Data provided:
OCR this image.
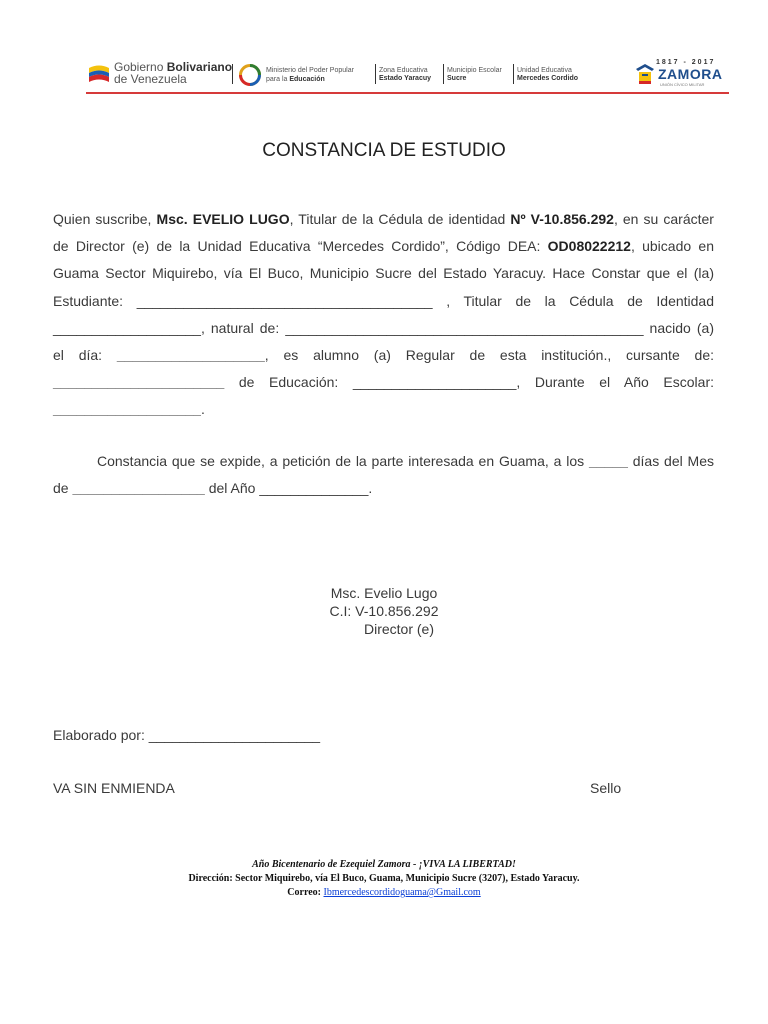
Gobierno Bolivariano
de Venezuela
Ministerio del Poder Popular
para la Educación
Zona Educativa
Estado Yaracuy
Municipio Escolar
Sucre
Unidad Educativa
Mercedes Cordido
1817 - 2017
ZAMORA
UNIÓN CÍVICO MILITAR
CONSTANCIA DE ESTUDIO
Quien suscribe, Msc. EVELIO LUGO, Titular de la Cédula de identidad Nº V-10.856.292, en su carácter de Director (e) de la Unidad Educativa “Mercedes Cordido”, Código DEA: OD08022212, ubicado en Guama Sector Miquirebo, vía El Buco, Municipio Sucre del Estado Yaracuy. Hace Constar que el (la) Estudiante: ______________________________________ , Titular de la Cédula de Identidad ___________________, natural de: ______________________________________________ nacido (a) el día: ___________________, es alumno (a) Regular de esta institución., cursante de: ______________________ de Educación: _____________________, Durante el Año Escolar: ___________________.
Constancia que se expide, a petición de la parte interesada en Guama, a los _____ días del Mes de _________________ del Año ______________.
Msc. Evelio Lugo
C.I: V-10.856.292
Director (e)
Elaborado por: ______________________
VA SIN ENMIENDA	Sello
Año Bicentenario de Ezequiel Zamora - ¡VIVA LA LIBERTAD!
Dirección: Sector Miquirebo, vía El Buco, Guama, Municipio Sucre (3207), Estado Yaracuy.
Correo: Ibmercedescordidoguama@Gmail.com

What this task involves: Output the entries above exactly. Drop the pictures.

Reply to the exercise:
OCR this image.
Gobierno Bolivariano
de Venezuela
Ministerio del Poder Popular
para la Educación
Zona Educativa
Estado Yaracuy
Municipio Escolar
Sucre
Unidad Educativa
Mercedes Cordido
1817 - 2017
ZAMORA
UNIÓN CÍVICO MILITAR
CONSTANCIA DE ESTUDIO
Quien suscribe, Msc. EVELIO LUGO, Titular de la Cédula de identidad Nº V-10.856.292, en su carácter de Director (e) de la Unidad Educativa “Mercedes Cordido”, Código DEA: OD08022212, ubicado en Guama Sector Miquirebo, vía El Buco, Municipio Sucre del Estado Yaracuy. Hace Constar que el (la) Estudiante: ______________________________________ , Titular de la Cédula de Identidad ___________________, natural de: ______________________________________________ nacido (a) el día: ___________________, es alumno (a) Regular de esta institución., cursante de: ______________________ de Educación: _____________________, Durante el Año Escolar: ___________________.
Constancia que se expide, a petición de la parte interesada en Guama, a los _____ días del Mes de _________________ del Año ______________.
Msc. Evelio Lugo
C.I: V-10.856.292
Director (e)
Elaborado por: ______________________
VA SIN ENMIENDA	Sello
Año Bicentenario de Ezequiel Zamora - ¡VIVA LA LIBERTAD!
Dirección: Sector Miquirebo, vía El Buco, Guama, Municipio Sucre (3207), Estado Yaracuy.
Correo: Ibmercedescordidoguama@Gmail.com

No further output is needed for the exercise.